Required task:
All of the records below should be output exactly.

(Data excerpts)
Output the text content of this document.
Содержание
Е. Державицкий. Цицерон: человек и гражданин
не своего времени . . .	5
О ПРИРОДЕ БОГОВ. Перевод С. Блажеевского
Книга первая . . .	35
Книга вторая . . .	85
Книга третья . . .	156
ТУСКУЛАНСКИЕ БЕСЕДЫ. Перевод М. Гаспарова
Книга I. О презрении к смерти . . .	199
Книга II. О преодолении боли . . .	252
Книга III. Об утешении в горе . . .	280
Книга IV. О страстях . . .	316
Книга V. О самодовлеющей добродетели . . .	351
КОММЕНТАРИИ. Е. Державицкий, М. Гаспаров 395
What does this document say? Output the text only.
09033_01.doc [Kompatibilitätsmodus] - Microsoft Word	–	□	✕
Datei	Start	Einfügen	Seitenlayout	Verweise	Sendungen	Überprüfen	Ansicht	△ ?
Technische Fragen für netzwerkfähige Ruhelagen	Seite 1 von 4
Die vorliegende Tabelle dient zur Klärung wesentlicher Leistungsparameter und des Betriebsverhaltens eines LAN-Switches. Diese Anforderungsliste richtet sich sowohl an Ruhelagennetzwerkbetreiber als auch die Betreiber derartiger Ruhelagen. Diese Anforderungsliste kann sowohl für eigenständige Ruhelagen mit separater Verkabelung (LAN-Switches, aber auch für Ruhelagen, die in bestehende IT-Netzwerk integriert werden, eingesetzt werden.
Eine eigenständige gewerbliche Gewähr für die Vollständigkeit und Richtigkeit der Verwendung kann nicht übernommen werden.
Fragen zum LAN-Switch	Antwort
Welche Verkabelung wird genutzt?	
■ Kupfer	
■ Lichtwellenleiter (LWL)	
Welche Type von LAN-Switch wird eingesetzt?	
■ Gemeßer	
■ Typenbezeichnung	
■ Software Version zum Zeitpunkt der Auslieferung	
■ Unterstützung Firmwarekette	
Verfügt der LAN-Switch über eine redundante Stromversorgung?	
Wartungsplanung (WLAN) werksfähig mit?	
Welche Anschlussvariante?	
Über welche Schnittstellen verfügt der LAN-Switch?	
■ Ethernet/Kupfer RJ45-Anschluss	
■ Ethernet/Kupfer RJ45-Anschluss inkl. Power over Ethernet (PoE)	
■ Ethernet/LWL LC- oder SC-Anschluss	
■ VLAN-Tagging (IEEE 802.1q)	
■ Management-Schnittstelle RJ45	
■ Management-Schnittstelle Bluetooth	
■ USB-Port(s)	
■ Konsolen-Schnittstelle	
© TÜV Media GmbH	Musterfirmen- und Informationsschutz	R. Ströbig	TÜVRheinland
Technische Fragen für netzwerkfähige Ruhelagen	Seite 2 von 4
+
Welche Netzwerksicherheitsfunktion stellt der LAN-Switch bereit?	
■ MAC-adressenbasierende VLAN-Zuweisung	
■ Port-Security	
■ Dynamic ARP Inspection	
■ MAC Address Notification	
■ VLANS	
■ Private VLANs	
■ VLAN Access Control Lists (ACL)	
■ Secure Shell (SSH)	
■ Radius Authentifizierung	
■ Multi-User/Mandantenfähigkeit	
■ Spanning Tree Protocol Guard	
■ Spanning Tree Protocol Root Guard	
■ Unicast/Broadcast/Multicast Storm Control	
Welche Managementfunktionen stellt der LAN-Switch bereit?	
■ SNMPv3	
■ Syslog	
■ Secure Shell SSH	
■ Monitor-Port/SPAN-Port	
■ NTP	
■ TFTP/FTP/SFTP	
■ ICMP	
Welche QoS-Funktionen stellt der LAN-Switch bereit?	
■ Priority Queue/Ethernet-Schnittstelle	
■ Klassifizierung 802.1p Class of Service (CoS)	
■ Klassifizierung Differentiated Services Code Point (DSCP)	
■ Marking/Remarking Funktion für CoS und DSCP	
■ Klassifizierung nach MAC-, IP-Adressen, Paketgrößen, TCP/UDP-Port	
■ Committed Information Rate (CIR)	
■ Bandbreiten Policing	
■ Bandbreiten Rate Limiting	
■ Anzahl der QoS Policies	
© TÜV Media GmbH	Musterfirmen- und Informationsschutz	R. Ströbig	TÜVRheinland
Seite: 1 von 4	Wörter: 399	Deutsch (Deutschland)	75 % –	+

Task solution:
Output the text content of this document.
Содержание
Е. Державицкий. Цицерон: человек и гражданин
не своего времени . . .	5
О ПРИРОДЕ БОГОВ. Перевод С. Блажеевского
Книга первая . . .	35
Книга вторая . . .	85
Книга третья . . .	156
ТУСКУЛАНСКИЕ БЕСЕДЫ. Перевод М. Гаспарова
Книга I. О презрении к смерти . . .	199
Книга II. О преодолении боли . . .	252
Книга III. Об утешении в горе . . .	280
Книга IV. О страстях . . .	316
Книга V. О самодовлеющей добродетели . . .	351
КОММЕНТАРИИ. Е. Державицкий, М. Гаспаров 395
What does this document say? Output the text only.
09033_01.doc [Kompatibilitätsmodus] - Microsoft Word	–	□	✕
Datei	Start	Einfügen	Seitenlayout	Verweise	Sendungen	Überprüfen	Ansicht	△ ?
Technische Fragen für netzwerkfähige Ruhelagen	Seite 1 von 4
Die vorliegende Tabelle dient zur Klärung wesentlicher Leistungsparameter und des Betriebsverhaltens eines LAN-Switches. Diese Anforderungsliste richtet sich sowohl an Ruhelagennetzwerkbetreiber als auch die Betreiber derartiger Ruhelagen. Diese Anforderungsliste kann sowohl für eigenständige Ruhelagen mit separater Verkabelung (LAN-Switches, aber auch für Ruhelagen, die in bestehende IT-Netzwerk integriert werden, eingesetzt werden.
Eine eigenständige gewerbliche Gewähr für die Vollständigkeit und Richtigkeit der Verwendung kann nicht übernommen werden.
Fragen zum LAN-Switch	Antwort
Welche Verkabelung wird genutzt?	
■ Kupfer	
■ Lichtwellenleiter (LWL)	
Welche Type von LAN-Switch wird eingesetzt?	
■ Gemeßer	
■ Typenbezeichnung	
■ Software Version zum Zeitpunkt der Auslieferung	
■ Unterstützung Firmwarekette	
Verfügt der LAN-Switch über eine redundante Stromversorgung?	
Wartungsplanung (WLAN) werksfähig mit?	
Welche Anschlussvariante?	
Über welche Schnittstellen verfügt der LAN-Switch?	
■ Ethernet/Kupfer RJ45-Anschluss	
■ Ethernet/Kupfer RJ45-Anschluss inkl. Power over Ethernet (PoE)	
■ Ethernet/LWL LC- oder SC-Anschluss	
■ VLAN-Tagging (IEEE 802.1q)	
■ Management-Schnittstelle RJ45	
■ Management-Schnittstelle Bluetooth	
■ USB-Port(s)	
■ Konsolen-Schnittstelle	
© TÜV Media GmbH	Musterfirmen- und Informationsschutz	R. Ströbig	TÜVRheinland
Technische Fragen für netzwerkfähige Ruhelagen	Seite 2 von 4
+
Welche Netzwerksicherheitsfunktion stellt der LAN-Switch bereit?	
■ MAC-adressenbasierende VLAN-Zuweisung	
■ Port-Security	
■ Dynamic ARP Inspection	
■ MAC Address Notification	
■ VLANS	
■ Private VLANs	
■ VLAN Access Control Lists (ACL)	
■ Secure Shell (SSH)	
■ Radius Authentifizierung	
■ Multi-User/Mandantenfähigkeit	
■ Spanning Tree Protocol Guard	
■ Spanning Tree Protocol Root Guard	
■ Unicast/Broadcast/Multicast Storm Control	
Welche Managementfunktionen stellt der LAN-Switch bereit?	
■ SNMPv3	
■ Syslog	
■ Secure Shell SSH	
■ Monitor-Port/SPAN-Port	
■ NTP	
■ TFTP/FTP/SFTP	
■ ICMP	
Welche QoS-Funktionen stellt der LAN-Switch bereit?	
■ Priority Queue/Ethernet-Schnittstelle	
■ Klassifizierung 802.1p Class of Service (CoS)	
■ Klassifizierung Differentiated Services Code Point (DSCP)	
■ Marking/Remarking Funktion für CoS und DSCP	
■ Klassifizierung nach MAC-, IP-Adressen, Paketgrößen, TCP/UDP-Port	
■ Committed Information Rate (CIR)	
■ Bandbreiten Policing	
■ Bandbreiten Rate Limiting	
■ Anzahl der QoS Policies	
© TÜV Media GmbH	Musterfirmen- und Informationsschutz	R. Ströbig	TÜVRheinland
Seite: 1 von 4	Wörter: 399	Deutsch (Deutschland)	75 % –	+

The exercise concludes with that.